> [Work to complete]
Examine the entries below, count the lines holding the string "vislumbra", and respond with the number only.

Stored data entries:
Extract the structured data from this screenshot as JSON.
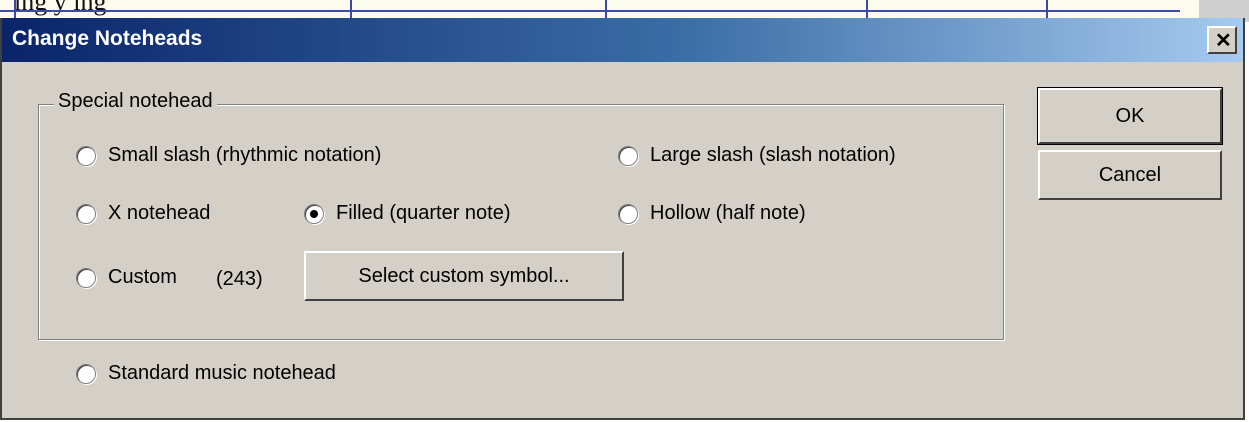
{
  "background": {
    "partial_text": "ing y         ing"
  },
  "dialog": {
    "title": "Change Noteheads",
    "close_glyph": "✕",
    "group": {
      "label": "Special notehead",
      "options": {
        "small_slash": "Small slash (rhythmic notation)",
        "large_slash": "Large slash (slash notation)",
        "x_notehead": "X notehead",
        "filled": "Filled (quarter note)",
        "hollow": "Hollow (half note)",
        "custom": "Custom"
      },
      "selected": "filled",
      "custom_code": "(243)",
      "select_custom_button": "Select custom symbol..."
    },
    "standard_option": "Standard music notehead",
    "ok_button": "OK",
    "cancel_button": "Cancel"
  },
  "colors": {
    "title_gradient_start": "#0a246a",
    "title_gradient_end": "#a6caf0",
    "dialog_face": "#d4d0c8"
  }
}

...

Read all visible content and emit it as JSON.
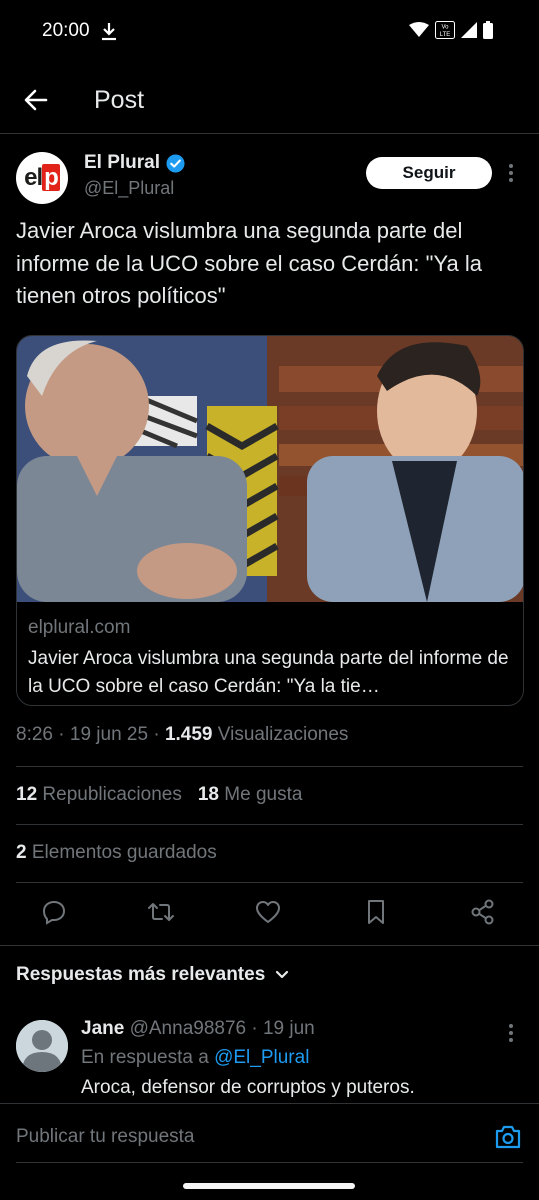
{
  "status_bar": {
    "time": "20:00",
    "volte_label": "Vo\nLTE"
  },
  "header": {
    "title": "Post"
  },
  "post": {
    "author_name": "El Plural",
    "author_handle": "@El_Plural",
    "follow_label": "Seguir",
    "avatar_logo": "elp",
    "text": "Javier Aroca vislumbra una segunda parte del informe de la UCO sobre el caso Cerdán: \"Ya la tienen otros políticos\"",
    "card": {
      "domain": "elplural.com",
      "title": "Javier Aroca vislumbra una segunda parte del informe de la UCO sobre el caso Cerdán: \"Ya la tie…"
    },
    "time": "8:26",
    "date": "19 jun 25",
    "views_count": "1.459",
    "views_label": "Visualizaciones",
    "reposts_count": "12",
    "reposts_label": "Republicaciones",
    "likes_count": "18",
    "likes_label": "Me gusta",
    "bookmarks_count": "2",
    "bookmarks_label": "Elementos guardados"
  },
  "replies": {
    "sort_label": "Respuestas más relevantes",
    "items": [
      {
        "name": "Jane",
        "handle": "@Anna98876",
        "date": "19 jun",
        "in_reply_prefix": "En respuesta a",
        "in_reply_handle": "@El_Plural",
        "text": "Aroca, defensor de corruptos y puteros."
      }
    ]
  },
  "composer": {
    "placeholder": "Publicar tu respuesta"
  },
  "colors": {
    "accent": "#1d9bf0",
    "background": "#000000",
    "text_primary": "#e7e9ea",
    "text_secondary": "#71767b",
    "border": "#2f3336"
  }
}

> [Exercise response]
2